Layout dataset records

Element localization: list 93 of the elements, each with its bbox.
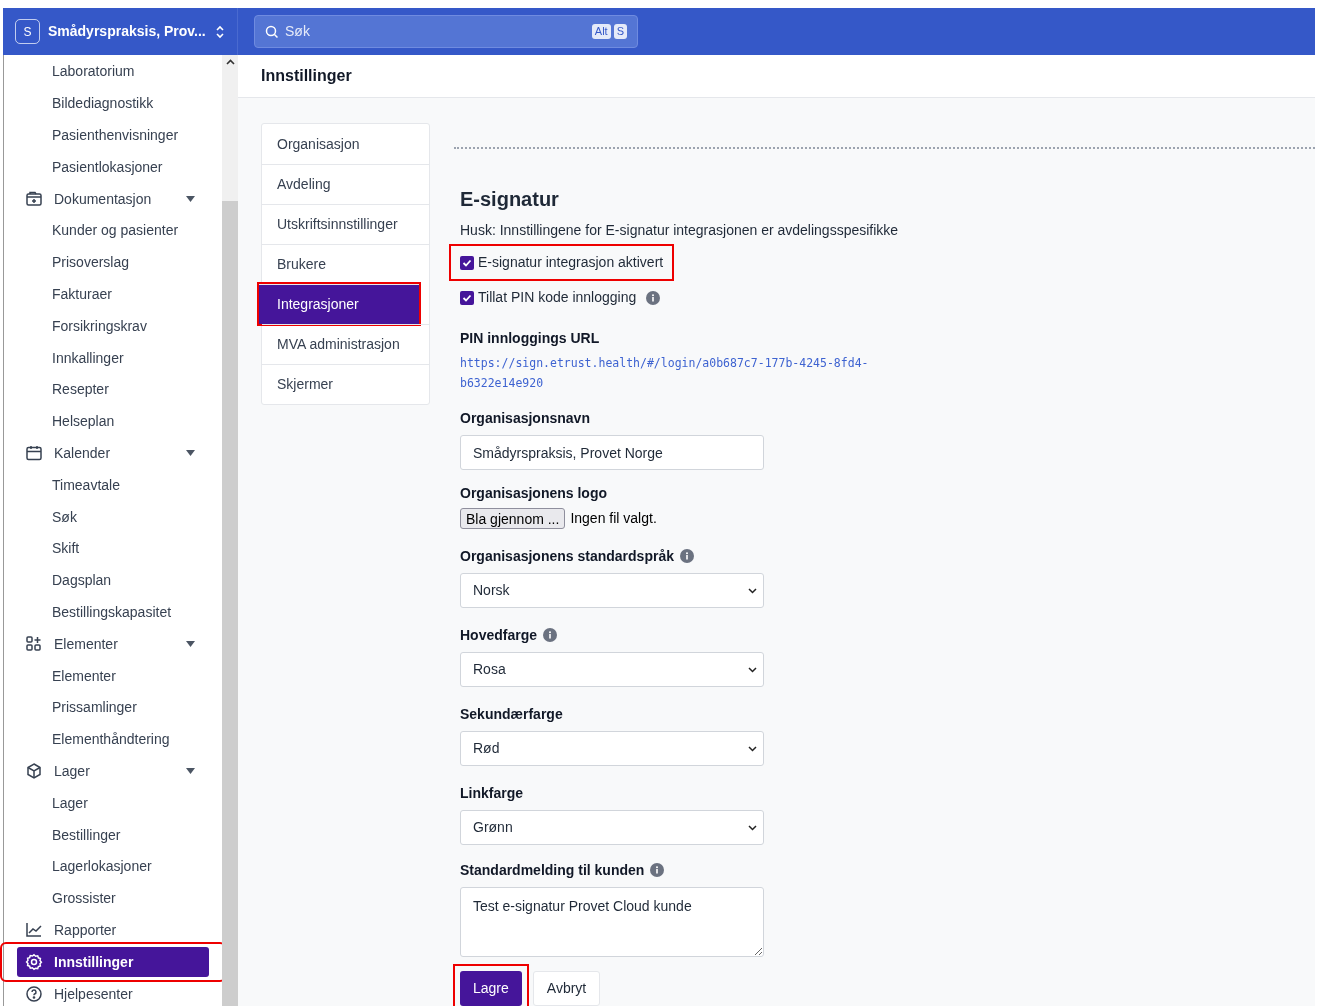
sidebar-item[interactable]: Grossister xyxy=(4,882,222,915)
sidebar-item[interactable]: Bestillinger xyxy=(4,819,222,851)
settings-tab[interactable]: Skjermer xyxy=(262,364,429,404)
search-field[interactable]: Søk xyxy=(285,21,586,42)
field-label: Linkfarge xyxy=(460,783,523,803)
section-note: Husk: Innstillingene for E-signatur integrasjonen er avdelingsspesifikke xyxy=(460,221,900,240)
sidebar-item[interactable]: Dagsplan xyxy=(4,564,222,597)
sidebar-item[interactable]: Helseplan xyxy=(4,405,222,438)
search-box[interactable]: Søk Alt S xyxy=(254,15,638,48)
checkmark-icon xyxy=(462,292,472,303)
settings-tab[interactable]: Utskriftsinnstillinger xyxy=(262,204,429,244)
sidebar-item[interactable]: Laboratorium xyxy=(4,56,222,88)
dropdown[interactable]: Rosa xyxy=(460,652,764,687)
message-field[interactable]: Test e-signatur Provet Cloud kunde xyxy=(460,887,764,957)
chevron-down-icon xyxy=(748,745,757,752)
sidebar-item[interactable]: Resepter xyxy=(4,373,222,406)
info-icon xyxy=(679,549,694,563)
sidebar-item[interactable]: Bestillingskapasitet xyxy=(4,596,222,629)
sidebar-group[interactable]: Kalender xyxy=(17,438,209,469)
sidebar-item[interactable]: Lagerlokasjoner xyxy=(4,850,222,883)
sidebar-link[interactable]: Innstillinger xyxy=(17,947,209,978)
org-avatar: S xyxy=(15,19,40,44)
field-label: Hovedfarge xyxy=(460,625,538,645)
field-label: Organisasjonens standardspråk xyxy=(460,546,674,566)
checkbox[interactable] xyxy=(460,290,474,305)
chevron-down-icon xyxy=(748,587,757,594)
caret-icon xyxy=(186,450,195,457)
help-icon xyxy=(25,985,43,1003)
file-status: Ingen fil valgt. xyxy=(570,509,657,528)
sidebar-group[interactable]: Lager xyxy=(17,756,209,787)
sidebar-item[interactable]: Elementhåndtering xyxy=(4,723,222,756)
settings-tab[interactable]: MVA administrasjon xyxy=(262,324,429,364)
field-label: Organisasjonsnavn xyxy=(460,408,590,428)
sidebar-group[interactable]: Dokumentasjon xyxy=(17,184,209,215)
grid-plus-icon xyxy=(25,635,43,654)
field-label: Standardmelding til kunden xyxy=(460,860,645,880)
sidebar-item[interactable]: Timeavtale xyxy=(4,469,222,502)
folder-icon xyxy=(25,190,43,209)
sidebar-item[interactable]: Lager xyxy=(4,787,222,820)
checkbox[interactable] xyxy=(460,255,474,270)
caret-icon xyxy=(186,196,195,203)
browse-button[interactable]: Bla gjennom ... xyxy=(460,508,566,529)
info-icon xyxy=(650,863,665,877)
checkmark-icon xyxy=(462,257,472,268)
scrollbar[interactable] xyxy=(222,55,238,1006)
calendar-icon xyxy=(25,444,43,463)
chevron-down-icon xyxy=(748,824,757,831)
scroll-up-icon[interactable] xyxy=(225,59,235,65)
dropdown[interactable]: Grønn xyxy=(460,810,764,845)
search-icon xyxy=(265,24,279,39)
sidebar-item[interactable]: Innkallinger xyxy=(4,342,222,374)
sidebar-item[interactable]: Forsikringskrav xyxy=(4,310,222,343)
chevron-up-down-icon xyxy=(215,24,225,39)
dropdown[interactable]: Norsk xyxy=(460,573,764,608)
sidebar-item[interactable]: Bildediagnostikk xyxy=(4,87,222,120)
shortcut-key: S xyxy=(613,24,627,39)
cancel-button[interactable]: Avbryt xyxy=(532,971,601,1006)
field-label: Organisasjonens logo xyxy=(460,483,608,503)
pin-login-url[interactable]: https://sign.etrust.health/#/login/a0b687c7-177b-4245-8fd4-b6322e14e920 xyxy=(460,353,880,393)
box-icon xyxy=(25,762,43,781)
dropdown[interactable]: Rød xyxy=(460,731,764,766)
org-name-field[interactable]: Smådyrspraksis, Provet Norge xyxy=(460,435,764,470)
section-title: E-signatur xyxy=(460,187,560,211)
settings-tab[interactable]: Organisasjon xyxy=(262,124,429,164)
caret-icon xyxy=(186,641,195,648)
sidebar-item[interactable]: Elementer xyxy=(4,660,222,692)
page-title: Innstillinger xyxy=(261,66,352,86)
org-switcher[interactable]: Smådyrspraksis, Prov... xyxy=(48,21,207,42)
sidebar-item[interactable]: Fakturaer xyxy=(4,278,222,311)
checkbox-label: Tillat PIN kode innlogging xyxy=(478,288,637,307)
sidebar-item[interactable]: Prisoverslag xyxy=(4,246,222,279)
checkbox-label: E-signatur integrasjon aktivert xyxy=(478,253,664,272)
settings-icon xyxy=(25,953,43,972)
sidebar-item[interactable]: Skift xyxy=(4,532,222,565)
sidebar-item[interactable]: Kunder og pasienter xyxy=(4,215,222,247)
info-icon xyxy=(543,628,558,642)
save-button[interactable]: Lagre xyxy=(460,971,522,1006)
field-label: PIN innloggings URL xyxy=(460,328,600,348)
sidebar-item[interactable]: Pasienthenvisninger xyxy=(4,119,222,152)
field-label: Sekundærfarge xyxy=(460,704,563,724)
chart-icon xyxy=(25,921,43,940)
settings-tab[interactable]: Avdeling xyxy=(262,164,429,204)
sidebar-item[interactable]: Pasientlokasjoner xyxy=(4,151,222,184)
sidebar-item[interactable]: Prissamlinger xyxy=(4,691,222,724)
sidebar-link[interactable]: Rapporter xyxy=(17,915,209,946)
sidebar-item[interactable]: Søk xyxy=(4,501,222,533)
info-icon xyxy=(646,290,661,305)
chevron-down-icon xyxy=(748,666,757,673)
shortcut-key: Alt xyxy=(591,24,611,39)
sidebar-link[interactable]: Hjelpesenter xyxy=(17,979,209,1006)
caret-icon xyxy=(186,768,195,775)
settings-tab[interactable]: Integrasjoner xyxy=(259,284,419,324)
sidebar-group[interactable]: Elementer xyxy=(17,629,209,660)
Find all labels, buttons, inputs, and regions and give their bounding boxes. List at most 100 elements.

**Your objective:** Print the lines of the records again exactly, beginning with the line containing "sidebar-item[interactable]: Grossister xyxy=(4,882,222,915)" and continuing through the line containing "sidebar-item[interactable]: Helseplan xyxy=(4,405,222,438)".

**Problem solution:**
sidebar-item[interactable]: Grossister xyxy=(4,882,222,915)
sidebar-item[interactable]: Bestillinger xyxy=(4,819,222,851)
settings-tab[interactable]: Skjermer xyxy=(262,364,429,404)
search-field[interactable]: Søk xyxy=(285,21,586,42)
field-label: Linkfarge xyxy=(460,783,523,803)
section-note: Husk: Innstillingene for E-signatur integrasjonen er avdelingsspesifikke xyxy=(460,221,900,240)
sidebar-item[interactable]: Dagsplan xyxy=(4,564,222,597)
sidebar-item[interactable]: Helseplan xyxy=(4,405,222,438)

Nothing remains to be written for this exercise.